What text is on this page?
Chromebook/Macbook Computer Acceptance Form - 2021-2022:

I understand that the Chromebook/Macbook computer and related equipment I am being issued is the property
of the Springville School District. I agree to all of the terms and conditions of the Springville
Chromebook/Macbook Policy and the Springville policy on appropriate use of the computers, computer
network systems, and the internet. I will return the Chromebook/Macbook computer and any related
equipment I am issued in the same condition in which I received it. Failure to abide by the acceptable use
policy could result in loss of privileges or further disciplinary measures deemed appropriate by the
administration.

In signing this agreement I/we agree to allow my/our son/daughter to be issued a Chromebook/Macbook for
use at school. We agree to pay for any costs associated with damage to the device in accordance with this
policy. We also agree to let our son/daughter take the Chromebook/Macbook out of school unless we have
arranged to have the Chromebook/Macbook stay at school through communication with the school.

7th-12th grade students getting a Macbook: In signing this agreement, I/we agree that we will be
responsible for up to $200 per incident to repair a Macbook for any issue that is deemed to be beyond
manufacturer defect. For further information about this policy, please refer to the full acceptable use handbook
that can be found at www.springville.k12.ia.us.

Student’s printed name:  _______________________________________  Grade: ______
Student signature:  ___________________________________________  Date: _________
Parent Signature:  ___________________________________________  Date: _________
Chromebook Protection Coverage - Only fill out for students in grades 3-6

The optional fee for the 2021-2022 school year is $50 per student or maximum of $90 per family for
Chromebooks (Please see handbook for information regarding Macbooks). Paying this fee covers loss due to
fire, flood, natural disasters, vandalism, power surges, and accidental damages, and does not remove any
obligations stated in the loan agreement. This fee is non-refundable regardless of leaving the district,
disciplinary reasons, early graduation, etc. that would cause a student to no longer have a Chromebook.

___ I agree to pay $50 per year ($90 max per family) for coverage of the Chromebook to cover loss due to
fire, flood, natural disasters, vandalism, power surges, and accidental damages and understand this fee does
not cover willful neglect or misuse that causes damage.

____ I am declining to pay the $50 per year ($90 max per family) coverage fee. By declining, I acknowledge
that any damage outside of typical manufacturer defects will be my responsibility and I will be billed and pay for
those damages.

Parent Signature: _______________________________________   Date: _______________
- - - -
* [TASK BRIEF]
From the listing, copy each line containing the word "Date".

* [RESPONSE]
Student signature:  ___________________________________________  Date: _________
Parent Signature:  ___________________________________________  Date: _________
Parent Signature: _______________________________________   Date: _______________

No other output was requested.